=== Exercise description ===
Exactly as given, write out the lines from the one containing "Read out every word on this page." through the end of the listing, with both ends included and nothing else.

++++

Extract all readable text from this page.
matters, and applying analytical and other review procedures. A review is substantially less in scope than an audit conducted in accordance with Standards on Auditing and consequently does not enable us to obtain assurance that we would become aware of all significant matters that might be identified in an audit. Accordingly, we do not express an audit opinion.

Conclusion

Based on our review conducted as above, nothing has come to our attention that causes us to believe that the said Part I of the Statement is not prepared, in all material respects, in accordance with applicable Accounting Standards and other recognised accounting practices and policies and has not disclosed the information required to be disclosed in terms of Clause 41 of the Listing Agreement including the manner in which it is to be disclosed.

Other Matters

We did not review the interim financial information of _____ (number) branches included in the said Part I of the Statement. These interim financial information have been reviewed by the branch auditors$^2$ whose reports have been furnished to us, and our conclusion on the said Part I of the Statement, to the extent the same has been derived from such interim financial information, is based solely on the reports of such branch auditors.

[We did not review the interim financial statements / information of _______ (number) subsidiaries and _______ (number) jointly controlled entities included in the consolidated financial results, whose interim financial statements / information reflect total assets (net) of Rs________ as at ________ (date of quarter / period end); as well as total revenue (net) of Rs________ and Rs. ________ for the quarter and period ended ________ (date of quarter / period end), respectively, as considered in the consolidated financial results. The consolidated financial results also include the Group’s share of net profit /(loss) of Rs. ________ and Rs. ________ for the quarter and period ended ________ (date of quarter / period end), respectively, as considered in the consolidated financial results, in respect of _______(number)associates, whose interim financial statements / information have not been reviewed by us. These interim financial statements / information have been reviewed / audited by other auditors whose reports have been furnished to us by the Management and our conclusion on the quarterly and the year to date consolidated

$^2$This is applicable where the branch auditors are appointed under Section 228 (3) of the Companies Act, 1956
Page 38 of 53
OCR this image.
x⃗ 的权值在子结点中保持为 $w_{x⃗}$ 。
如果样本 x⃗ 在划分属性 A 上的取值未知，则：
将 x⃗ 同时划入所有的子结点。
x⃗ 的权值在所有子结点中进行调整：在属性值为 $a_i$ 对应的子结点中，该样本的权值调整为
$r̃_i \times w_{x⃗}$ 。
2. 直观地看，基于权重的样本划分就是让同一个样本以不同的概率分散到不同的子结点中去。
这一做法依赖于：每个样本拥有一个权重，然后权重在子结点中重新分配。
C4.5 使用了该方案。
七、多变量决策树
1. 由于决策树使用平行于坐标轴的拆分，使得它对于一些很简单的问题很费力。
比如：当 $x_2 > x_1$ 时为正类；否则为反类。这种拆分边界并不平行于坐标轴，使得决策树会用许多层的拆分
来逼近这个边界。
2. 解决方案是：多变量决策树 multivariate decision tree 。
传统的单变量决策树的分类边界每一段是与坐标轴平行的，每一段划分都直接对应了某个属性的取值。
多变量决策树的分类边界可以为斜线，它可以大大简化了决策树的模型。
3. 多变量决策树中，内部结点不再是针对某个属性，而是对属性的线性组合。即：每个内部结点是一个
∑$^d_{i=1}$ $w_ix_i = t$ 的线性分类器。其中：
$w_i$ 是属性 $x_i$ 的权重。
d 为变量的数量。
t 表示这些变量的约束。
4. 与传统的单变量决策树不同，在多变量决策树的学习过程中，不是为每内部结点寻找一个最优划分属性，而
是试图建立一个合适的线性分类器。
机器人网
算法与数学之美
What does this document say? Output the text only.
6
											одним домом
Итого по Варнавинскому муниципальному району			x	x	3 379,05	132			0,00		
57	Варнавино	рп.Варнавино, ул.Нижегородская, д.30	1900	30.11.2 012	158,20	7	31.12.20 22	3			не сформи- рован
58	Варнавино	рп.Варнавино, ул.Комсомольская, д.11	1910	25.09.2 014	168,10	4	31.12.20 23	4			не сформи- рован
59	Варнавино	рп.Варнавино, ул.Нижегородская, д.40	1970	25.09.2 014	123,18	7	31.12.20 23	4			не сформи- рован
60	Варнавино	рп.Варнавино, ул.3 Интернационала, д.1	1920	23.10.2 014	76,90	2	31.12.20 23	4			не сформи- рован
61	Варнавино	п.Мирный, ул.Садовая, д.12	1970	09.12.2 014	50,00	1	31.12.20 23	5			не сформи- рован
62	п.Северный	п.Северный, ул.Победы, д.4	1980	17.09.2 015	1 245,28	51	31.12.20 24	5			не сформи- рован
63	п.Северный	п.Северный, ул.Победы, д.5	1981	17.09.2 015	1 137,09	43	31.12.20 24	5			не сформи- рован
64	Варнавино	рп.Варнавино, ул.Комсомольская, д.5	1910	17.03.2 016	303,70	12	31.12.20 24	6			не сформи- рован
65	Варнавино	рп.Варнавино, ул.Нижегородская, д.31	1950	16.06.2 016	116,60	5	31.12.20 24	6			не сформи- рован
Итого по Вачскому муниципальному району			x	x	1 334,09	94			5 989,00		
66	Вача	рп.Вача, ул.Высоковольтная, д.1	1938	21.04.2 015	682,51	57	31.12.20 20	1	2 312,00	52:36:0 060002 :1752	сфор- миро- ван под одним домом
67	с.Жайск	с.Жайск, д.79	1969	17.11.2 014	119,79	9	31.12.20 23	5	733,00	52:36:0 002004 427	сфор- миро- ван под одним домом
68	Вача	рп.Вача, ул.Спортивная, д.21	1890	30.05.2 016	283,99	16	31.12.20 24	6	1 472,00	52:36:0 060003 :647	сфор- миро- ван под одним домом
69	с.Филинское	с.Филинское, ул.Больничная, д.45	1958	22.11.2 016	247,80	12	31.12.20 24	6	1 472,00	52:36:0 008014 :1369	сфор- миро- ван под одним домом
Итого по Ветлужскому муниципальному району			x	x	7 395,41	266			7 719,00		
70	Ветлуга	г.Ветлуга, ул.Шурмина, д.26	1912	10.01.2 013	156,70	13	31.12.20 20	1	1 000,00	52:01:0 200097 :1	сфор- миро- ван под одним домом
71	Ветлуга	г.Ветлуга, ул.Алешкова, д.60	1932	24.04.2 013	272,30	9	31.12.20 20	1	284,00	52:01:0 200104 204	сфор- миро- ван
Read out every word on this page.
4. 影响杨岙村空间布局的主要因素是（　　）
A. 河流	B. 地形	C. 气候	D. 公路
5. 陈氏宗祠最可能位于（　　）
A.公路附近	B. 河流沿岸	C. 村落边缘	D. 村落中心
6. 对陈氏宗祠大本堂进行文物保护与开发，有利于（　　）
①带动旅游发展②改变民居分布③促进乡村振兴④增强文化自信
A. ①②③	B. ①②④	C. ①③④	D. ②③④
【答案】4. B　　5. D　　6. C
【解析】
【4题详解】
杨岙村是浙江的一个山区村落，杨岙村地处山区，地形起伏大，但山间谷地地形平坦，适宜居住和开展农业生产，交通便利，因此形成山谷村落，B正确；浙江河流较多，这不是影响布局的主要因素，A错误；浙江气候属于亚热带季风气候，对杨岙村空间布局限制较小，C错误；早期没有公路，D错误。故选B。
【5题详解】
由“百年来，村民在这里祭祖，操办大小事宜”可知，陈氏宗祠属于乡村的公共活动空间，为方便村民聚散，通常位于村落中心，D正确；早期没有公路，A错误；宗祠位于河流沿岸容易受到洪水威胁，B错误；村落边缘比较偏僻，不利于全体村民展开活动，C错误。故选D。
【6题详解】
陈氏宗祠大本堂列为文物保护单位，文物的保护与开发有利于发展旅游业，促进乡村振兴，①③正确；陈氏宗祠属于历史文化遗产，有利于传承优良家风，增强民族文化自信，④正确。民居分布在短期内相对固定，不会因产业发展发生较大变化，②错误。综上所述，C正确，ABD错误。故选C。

++++

=== Answer to the task ===
Read out every word on this page.
4. 影响杨岙村空间布局的主要因素是（　　）
A. 河流	B. 地形	C. 气候	D. 公路
5. 陈氏宗祠最可能位于（　　）
A.公路附近	B. 河流沿岸	C. 村落边缘	D. 村落中心
6. 对陈氏宗祠大本堂进行文物保护与开发，有利于（　　）
①带动旅游发展②改变民居分布③促进乡村振兴④增强文化自信
A. ①②③	B. ①②④	C. ①③④	D. ②③④
【答案】4. B　　5. D　　6. C
【解析】
【4题详解】
杨岙村是浙江的一个山区村落，杨岙村地处山区，地形起伏大，但山间谷地地形平坦，适宜居住和开展农业生产，交通便利，因此形成山谷村落，B正确；浙江河流较多，这不是影响布局的主要因素，A错误；浙江气候属于亚热带季风气候，对杨岙村空间布局限制较小，C错误；早期没有公路，D错误。故选B。
【5题详解】
由“百年来，村民在这里祭祖，操办大小事宜”可知，陈氏宗祠属于乡村的公共活动空间，为方便村民聚散，通常位于村落中心，D正确；早期没有公路，A错误；宗祠位于河流沿岸容易受到洪水威胁，B错误；村落边缘比较偏僻，不利于全体村民展开活动，C错误。故选D。
【6题详解】
陈氏宗祠大本堂列为文物保护单位，文物的保护与开发有利于发展旅游业，促进乡村振兴，①③正确；陈氏宗祠属于历史文化遗产，有利于传承优良家风，增强民族文化自信，④正确。民居分布在短期内相对固定，不会因产业发展发生较大变化，②错误。综上所述，C正确，ABD错误。故选C。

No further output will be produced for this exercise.